** Direction **
Please transcribe the data below exactly. Leave the pictures out.

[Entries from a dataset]
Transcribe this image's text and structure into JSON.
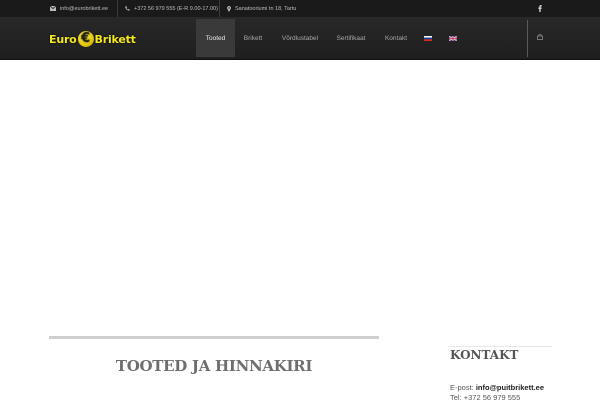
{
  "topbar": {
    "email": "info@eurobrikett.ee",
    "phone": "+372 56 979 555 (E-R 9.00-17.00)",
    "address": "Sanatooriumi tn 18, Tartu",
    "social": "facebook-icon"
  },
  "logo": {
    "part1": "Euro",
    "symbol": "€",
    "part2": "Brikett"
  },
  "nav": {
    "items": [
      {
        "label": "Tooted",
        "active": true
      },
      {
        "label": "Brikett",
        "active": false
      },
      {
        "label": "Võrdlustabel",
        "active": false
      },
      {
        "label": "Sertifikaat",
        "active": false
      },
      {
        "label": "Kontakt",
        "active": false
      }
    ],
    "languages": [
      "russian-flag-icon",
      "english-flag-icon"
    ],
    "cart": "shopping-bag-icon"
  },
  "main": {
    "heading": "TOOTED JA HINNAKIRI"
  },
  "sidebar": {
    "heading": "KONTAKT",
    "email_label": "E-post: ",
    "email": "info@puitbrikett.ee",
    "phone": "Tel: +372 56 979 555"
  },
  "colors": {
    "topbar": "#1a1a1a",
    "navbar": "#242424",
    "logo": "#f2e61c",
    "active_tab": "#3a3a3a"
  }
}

** Result **
Transcribe this image's text and structure into JSON.
{
  "topbar": {
    "email": "info@eurobrikett.ee",
    "phone": "+372 56 979 555 (E-R 9.00-17.00)",
    "address": "Sanatooriumi tn 18, Tartu",
    "social": "facebook-icon"
  },
  "logo": {
    "part1": "Euro",
    "symbol": "€",
    "part2": "Brikett"
  },
  "nav": {
    "items": [
      {
        "label": "Tooted",
        "active": true
      },
      {
        "label": "Brikett",
        "active": false
      },
      {
        "label": "Võrdlustabel",
        "active": false
      },
      {
        "label": "Sertifikaat",
        "active": false
      },
      {
        "label": "Kontakt",
        "active": false
      }
    ],
    "languages": [
      "russian-flag-icon",
      "english-flag-icon"
    ],
    "cart": "shopping-bag-icon"
  },
  "main": {
    "heading": "TOOTED JA HINNAKIRI"
  },
  "sidebar": {
    "heading": "KONTAKT",
    "email_label": "E-post: ",
    "email": "info@puitbrikett.ee",
    "phone": "Tel: +372 56 979 555"
  },
  "colors": {
    "topbar": "#1a1a1a",
    "navbar": "#242424",
    "logo": "#f2e61c",
    "active_tab": "#3a3a3a"
  }
}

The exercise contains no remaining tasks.